- [Task instructions]
[A] List every distinct dollar amount that appears in the blog post about the two school funding propositions.
[B] According to the post about the school funding propositions, on what date is the Special Election to be held?
[C] Go on with the post about the school funding propositions, starting after its last sentence.

┌─ Selected extract

Today was a special day. Today we received our Official Ballot for the Special Election to be held on Feb. 11. We noticed that our ballot contained two, count ‘em, two propositions, both of which concern school funding of one sort or another.
Proposition 1: Replacement of expiring educational programs and operations levy:
This is the cheap one! It only asks us to vote for a four-year levy that would have the Aberdeen School District voters and population cover a bill for $5,200,000 for four years, beginning in 2021 and ending in 2024. The total cost of this levy would be $20,800,000, give or take a few hundred thousand.
Proposition 2: Bonds to construct a new Stephens Elementary School:
This is definitely not the cheap one! This one asks us to cover “no more than $46,800,000 to be paid off over 21 years. Or approximately $2,228,571.43 for the first four years.
Now, when you add the $5,200,000 and the $2,228,571.43 together, the cost per year goes up to $7,428,571.43 per year, which is what the average taxpayer is going to be stuck with.
You may argue that Proposition 1 will only last four years and then the taxes will come back down again, but you would be wrong. When Proposition 1 runs its course, in four years, there will be another four or five year levy proposed to take its place, and it will probably be even more than the $5,200,000 because the Aberdeen School District will never have enough money to satisfy their needs, or their wishes, and so on into infinity.

└─
┌─ Dataset entries

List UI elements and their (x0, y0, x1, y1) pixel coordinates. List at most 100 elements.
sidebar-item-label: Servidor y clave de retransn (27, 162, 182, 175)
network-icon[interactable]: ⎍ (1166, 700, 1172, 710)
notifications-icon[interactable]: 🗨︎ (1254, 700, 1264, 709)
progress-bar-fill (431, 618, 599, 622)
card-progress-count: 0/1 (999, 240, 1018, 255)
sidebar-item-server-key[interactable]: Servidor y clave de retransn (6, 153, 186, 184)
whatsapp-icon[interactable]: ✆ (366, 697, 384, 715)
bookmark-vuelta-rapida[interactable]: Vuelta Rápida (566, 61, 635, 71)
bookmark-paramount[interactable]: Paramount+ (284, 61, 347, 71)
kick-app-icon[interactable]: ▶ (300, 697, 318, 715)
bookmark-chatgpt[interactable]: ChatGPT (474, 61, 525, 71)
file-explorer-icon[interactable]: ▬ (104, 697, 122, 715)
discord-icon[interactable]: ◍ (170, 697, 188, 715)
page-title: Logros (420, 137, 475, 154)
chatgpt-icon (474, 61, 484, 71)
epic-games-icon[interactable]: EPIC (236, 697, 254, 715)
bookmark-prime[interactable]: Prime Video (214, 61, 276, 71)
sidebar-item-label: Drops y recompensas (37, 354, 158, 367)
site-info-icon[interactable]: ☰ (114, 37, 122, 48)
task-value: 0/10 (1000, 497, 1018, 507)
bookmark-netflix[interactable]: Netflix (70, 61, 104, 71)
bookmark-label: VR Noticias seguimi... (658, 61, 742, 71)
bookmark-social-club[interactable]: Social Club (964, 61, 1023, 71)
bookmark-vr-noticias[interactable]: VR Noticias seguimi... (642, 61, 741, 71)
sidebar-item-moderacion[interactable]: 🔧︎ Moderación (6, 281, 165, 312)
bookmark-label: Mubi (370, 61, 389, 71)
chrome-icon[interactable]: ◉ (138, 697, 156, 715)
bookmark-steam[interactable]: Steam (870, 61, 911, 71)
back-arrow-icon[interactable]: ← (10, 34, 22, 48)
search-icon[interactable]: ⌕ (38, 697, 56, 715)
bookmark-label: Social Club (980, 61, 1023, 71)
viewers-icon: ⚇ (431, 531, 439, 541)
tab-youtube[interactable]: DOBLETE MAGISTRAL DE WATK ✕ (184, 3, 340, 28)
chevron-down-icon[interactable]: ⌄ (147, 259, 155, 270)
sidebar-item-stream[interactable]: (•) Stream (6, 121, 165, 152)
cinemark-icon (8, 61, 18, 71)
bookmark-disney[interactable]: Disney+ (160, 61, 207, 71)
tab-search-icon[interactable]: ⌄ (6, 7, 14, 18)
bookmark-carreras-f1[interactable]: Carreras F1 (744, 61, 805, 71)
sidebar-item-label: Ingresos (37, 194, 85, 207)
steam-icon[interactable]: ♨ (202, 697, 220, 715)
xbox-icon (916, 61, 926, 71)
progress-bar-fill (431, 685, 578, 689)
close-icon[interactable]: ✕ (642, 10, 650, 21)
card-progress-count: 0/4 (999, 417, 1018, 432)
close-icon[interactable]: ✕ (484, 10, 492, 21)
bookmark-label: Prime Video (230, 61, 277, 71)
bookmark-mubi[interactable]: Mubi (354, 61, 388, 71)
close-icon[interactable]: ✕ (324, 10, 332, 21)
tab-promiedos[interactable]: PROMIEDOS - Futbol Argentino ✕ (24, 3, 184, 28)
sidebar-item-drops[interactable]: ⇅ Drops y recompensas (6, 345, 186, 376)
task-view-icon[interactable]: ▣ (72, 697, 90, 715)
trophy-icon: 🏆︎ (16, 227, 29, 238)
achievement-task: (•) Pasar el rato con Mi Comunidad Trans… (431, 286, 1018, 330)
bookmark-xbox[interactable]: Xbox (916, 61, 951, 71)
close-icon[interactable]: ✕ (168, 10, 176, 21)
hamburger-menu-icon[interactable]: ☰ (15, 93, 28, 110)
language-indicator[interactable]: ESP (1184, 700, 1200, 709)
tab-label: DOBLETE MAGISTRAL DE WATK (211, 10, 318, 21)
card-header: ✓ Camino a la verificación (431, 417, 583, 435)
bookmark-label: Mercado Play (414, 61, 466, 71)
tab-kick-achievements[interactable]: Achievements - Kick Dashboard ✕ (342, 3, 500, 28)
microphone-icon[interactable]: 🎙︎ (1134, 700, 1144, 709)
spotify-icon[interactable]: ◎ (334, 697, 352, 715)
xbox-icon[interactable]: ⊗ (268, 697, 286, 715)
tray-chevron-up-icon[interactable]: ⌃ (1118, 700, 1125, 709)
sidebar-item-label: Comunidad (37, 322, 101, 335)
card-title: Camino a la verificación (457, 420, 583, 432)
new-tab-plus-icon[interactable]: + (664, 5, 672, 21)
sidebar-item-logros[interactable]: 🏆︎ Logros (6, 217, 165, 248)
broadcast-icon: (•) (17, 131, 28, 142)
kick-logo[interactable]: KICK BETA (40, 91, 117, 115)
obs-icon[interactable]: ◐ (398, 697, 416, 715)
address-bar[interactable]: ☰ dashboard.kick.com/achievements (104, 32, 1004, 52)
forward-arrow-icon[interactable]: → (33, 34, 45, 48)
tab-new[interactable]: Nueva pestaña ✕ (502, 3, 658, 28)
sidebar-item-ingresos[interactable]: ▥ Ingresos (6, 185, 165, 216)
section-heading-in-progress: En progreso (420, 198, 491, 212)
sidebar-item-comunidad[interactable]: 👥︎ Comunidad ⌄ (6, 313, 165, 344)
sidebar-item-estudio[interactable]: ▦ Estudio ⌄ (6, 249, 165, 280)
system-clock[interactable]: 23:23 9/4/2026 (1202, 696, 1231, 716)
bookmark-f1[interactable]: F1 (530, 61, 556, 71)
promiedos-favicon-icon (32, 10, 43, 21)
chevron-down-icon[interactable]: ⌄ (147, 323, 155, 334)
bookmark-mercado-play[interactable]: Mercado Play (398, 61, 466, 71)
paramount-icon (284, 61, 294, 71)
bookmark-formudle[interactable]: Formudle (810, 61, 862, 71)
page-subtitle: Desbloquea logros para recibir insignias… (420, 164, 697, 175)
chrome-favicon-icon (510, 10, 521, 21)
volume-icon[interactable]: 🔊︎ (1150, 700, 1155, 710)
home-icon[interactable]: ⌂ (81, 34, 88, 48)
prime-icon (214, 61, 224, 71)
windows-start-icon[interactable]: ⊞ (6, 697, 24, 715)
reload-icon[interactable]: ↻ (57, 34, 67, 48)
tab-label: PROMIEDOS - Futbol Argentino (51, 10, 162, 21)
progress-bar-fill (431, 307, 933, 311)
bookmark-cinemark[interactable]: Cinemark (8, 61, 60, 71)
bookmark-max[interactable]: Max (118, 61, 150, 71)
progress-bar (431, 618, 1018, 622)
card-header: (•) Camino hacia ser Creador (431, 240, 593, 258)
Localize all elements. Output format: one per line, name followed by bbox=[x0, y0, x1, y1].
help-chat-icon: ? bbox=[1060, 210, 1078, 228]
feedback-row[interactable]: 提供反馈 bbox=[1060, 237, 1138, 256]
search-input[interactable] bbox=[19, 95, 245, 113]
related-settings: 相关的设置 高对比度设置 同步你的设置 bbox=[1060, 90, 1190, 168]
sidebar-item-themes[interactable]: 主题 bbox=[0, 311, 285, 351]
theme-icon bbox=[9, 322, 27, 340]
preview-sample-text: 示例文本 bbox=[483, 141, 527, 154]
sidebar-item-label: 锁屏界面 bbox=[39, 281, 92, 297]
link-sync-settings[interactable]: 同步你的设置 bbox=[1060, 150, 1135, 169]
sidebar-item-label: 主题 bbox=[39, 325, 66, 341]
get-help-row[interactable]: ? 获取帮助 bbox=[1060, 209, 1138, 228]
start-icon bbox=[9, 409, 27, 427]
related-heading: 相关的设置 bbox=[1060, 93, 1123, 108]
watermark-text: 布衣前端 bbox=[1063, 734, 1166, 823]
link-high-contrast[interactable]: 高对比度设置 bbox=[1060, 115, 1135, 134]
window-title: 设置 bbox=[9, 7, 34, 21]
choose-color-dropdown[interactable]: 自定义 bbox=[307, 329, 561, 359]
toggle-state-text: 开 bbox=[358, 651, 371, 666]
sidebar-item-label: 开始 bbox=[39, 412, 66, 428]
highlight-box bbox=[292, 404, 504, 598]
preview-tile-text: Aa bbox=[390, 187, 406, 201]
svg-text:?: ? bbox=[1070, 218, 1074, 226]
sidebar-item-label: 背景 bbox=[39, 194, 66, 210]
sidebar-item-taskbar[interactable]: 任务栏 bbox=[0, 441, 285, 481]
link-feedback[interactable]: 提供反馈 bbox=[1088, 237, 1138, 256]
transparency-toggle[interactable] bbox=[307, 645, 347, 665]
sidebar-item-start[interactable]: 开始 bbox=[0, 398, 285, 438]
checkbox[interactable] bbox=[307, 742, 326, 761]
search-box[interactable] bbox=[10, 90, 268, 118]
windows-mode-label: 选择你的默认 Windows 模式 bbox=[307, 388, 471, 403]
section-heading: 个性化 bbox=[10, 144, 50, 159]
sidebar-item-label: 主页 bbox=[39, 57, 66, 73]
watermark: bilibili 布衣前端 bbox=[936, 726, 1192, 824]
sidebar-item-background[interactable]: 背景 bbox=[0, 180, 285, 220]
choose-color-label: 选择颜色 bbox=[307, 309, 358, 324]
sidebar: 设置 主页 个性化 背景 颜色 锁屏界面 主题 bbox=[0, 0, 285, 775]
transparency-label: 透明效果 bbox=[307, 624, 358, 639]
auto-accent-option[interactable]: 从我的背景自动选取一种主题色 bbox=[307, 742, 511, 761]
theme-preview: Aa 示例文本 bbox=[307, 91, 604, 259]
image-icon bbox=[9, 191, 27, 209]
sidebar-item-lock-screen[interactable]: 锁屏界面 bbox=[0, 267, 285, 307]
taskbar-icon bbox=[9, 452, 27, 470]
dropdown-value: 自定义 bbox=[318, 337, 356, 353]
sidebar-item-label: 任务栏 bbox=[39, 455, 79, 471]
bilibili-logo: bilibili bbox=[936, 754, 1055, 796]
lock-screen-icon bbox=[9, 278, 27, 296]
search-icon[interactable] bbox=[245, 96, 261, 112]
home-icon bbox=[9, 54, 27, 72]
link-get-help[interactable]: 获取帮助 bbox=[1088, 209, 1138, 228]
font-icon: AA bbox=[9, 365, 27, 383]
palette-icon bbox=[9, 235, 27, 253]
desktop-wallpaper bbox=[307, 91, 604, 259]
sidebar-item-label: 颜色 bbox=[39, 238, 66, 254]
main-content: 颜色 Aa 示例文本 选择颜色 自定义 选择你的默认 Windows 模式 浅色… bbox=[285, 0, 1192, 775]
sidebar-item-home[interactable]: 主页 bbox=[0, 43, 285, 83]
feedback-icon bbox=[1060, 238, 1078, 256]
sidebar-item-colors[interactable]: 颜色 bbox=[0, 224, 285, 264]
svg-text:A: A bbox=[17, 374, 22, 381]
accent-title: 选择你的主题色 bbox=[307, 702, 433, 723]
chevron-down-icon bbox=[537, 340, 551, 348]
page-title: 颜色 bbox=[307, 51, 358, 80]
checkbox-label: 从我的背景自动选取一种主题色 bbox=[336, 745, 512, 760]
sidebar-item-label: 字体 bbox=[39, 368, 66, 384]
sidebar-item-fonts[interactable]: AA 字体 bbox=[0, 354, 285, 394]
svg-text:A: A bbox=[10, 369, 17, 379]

└─

- [Answer section]
[A] $5,200,000; $20,800,000; $46,800,000; $2,228,571.43; $7,428,571.43

[B] Feb. 11

[C]
I understand what the School District is trying to do. My wife and I have lived in Aberdeen for 80 years, and have always supported our schools and voted for their levies with only one exception, and that was for placing the new High School on top of hospital hill (where the road has now washed out and disintegrated). I am not anti-school, I am a voter and citizen who thinks there has to be a better, cheaper way to get these things done. Being asked to finance a program that will cost no less than $7.5 million a year, for at least 20 years is a lot to ask of the population that will “reap the benefits” of that program. Before this debt would be paid off, another generation will be born, educated and begin having children of their own.
Think about that.
With a heavy heart, and much trepidation as to the outcome of these propositions, I must say that this time I will be voting to reject these levies. I only hope that enough other voters feel the same way and send a clear, distinct and concise message to the Aberdeen School District.